§ TASK TO COMPLETE:
Work out how many lines in the entries below include the word "Strength". Give nothing but the number.

§ SUPPLIED DATA:
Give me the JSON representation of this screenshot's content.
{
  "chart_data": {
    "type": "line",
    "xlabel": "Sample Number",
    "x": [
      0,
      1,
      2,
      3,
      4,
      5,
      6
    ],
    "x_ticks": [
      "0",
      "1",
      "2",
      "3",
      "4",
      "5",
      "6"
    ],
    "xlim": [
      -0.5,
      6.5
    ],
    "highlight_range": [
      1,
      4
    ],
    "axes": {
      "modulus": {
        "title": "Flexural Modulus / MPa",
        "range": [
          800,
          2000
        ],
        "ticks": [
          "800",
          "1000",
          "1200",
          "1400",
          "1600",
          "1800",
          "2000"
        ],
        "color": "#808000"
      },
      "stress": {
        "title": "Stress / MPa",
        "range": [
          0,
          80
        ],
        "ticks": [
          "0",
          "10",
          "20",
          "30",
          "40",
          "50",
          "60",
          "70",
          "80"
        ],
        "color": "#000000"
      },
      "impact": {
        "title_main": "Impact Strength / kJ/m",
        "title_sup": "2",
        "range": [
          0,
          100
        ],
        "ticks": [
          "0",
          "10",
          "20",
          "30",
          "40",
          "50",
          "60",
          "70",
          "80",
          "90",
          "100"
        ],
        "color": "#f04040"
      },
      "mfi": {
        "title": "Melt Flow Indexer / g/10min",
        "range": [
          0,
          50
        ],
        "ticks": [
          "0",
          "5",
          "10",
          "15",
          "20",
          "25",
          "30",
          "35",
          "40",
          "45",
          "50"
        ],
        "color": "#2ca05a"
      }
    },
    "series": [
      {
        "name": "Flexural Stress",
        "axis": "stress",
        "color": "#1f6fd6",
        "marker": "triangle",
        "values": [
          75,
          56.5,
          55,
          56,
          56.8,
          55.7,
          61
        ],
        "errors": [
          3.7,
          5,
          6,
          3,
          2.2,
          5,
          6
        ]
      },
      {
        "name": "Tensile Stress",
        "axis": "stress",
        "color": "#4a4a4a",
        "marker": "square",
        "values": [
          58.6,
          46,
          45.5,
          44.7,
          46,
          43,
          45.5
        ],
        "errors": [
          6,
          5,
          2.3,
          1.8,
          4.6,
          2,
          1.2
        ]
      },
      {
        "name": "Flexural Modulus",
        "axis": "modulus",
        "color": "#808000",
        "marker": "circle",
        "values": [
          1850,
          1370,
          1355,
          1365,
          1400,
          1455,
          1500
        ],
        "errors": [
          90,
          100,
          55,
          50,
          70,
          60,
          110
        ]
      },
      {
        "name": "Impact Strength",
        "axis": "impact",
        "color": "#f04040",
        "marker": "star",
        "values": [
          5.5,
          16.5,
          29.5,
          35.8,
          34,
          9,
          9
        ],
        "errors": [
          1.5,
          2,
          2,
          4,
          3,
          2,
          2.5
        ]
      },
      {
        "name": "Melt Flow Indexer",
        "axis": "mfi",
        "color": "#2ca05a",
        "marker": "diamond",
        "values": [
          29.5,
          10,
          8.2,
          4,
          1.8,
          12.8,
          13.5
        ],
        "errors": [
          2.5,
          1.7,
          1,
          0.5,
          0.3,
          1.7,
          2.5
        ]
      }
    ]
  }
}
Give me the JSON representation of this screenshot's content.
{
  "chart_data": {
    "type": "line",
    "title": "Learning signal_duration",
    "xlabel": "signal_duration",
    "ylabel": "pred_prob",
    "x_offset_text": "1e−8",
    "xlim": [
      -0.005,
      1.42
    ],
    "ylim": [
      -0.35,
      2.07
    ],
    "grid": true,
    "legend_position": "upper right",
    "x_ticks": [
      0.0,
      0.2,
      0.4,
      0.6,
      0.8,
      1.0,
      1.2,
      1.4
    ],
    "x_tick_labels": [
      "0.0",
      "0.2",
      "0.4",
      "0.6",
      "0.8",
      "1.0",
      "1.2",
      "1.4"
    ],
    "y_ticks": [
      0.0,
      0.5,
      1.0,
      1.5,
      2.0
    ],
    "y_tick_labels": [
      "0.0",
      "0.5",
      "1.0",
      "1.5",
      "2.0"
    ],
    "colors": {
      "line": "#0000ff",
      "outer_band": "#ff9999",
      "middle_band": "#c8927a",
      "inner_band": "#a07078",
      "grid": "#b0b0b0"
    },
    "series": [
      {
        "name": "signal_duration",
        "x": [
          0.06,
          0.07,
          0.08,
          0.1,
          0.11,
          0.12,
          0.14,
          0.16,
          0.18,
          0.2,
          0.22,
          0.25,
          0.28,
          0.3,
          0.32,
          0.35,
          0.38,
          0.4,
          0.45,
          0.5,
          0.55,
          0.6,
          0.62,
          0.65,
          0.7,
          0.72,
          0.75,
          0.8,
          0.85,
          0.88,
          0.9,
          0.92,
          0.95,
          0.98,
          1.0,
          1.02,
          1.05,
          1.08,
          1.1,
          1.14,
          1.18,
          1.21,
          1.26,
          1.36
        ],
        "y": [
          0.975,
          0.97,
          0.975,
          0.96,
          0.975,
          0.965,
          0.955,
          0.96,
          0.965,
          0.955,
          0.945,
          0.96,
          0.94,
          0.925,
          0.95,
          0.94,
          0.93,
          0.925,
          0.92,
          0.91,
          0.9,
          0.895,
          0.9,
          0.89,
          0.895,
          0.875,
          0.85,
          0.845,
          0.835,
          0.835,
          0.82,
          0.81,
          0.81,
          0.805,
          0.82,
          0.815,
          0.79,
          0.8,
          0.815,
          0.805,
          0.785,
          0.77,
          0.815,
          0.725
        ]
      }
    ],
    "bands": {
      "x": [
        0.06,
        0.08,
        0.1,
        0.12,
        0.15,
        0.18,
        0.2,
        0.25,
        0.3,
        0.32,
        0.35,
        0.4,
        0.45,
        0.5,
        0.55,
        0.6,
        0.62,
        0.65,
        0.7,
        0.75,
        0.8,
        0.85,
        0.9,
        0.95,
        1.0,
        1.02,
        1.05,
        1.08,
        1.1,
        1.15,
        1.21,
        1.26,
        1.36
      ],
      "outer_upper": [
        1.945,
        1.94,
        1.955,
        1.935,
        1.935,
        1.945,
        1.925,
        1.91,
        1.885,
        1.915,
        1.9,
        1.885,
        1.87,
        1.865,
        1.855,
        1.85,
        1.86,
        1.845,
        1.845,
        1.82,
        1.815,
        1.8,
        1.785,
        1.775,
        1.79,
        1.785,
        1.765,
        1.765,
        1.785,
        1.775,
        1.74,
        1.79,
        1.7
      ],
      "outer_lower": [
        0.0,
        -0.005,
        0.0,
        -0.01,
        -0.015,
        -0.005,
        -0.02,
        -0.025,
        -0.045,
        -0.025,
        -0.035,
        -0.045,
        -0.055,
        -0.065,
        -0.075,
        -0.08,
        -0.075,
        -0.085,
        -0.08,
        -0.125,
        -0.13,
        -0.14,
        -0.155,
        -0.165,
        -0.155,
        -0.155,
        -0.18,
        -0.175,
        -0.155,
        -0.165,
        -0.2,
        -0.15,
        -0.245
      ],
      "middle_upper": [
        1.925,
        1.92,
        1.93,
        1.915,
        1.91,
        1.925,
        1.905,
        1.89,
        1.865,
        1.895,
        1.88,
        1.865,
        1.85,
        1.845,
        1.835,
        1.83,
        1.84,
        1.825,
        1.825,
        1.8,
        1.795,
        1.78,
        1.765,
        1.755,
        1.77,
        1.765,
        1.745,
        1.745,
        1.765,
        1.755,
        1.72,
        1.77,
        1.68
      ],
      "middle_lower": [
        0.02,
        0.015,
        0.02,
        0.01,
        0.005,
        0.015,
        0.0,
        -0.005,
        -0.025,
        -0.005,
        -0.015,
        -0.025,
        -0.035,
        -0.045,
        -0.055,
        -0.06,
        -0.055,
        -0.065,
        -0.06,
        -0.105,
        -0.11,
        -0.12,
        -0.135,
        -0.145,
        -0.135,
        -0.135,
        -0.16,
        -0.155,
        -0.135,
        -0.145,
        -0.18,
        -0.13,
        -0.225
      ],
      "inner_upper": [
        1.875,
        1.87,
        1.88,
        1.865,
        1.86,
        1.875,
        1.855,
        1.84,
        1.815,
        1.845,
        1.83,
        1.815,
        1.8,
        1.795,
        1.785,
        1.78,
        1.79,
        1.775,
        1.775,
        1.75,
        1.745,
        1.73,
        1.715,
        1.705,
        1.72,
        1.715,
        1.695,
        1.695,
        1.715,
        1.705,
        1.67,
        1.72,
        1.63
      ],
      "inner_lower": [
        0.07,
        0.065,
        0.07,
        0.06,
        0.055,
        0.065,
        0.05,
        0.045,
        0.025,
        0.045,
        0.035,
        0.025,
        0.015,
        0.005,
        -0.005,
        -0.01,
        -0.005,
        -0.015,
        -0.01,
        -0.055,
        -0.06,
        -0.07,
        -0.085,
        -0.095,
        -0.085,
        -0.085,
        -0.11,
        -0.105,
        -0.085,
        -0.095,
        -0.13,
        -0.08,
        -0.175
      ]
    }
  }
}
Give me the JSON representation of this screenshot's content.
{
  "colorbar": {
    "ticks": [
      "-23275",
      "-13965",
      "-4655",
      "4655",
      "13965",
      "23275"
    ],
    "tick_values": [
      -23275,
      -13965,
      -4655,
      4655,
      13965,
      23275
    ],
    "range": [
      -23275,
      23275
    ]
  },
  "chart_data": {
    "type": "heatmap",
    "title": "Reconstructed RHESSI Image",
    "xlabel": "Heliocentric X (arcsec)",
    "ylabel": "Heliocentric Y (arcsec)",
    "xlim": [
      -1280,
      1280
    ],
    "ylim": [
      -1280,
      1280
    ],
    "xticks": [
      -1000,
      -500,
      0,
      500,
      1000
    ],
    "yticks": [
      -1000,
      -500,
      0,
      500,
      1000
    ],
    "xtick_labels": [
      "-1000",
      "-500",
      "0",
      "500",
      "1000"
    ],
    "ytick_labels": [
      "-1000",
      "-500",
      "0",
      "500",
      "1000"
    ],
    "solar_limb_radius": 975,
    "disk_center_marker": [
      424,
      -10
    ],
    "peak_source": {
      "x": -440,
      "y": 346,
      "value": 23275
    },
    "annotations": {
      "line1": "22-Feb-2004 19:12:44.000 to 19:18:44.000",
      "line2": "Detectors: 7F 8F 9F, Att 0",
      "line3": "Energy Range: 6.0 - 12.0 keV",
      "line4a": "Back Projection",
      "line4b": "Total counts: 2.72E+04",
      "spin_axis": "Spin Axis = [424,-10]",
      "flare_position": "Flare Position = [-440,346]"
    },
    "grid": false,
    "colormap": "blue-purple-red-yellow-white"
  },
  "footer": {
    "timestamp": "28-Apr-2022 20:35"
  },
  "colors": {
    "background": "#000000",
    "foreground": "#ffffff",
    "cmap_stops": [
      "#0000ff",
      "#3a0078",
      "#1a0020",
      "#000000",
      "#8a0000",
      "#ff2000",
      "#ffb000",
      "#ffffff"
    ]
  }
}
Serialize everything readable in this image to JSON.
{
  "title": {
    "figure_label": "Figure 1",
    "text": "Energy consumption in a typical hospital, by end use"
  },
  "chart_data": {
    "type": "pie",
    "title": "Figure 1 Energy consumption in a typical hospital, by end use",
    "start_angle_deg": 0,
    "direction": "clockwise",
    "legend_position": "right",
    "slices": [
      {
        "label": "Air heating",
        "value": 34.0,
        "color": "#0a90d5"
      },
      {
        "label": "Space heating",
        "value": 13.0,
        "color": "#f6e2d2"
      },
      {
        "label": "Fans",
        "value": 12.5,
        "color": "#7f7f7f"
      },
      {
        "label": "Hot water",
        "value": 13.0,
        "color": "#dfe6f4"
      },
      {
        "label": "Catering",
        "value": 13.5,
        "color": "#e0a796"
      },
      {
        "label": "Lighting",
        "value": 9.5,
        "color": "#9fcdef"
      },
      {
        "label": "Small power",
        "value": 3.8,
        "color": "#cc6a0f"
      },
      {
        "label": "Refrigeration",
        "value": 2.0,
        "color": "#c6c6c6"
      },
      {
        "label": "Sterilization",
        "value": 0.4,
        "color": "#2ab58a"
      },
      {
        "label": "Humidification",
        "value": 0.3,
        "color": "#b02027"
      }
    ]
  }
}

§ CORRECT ANSWER:
2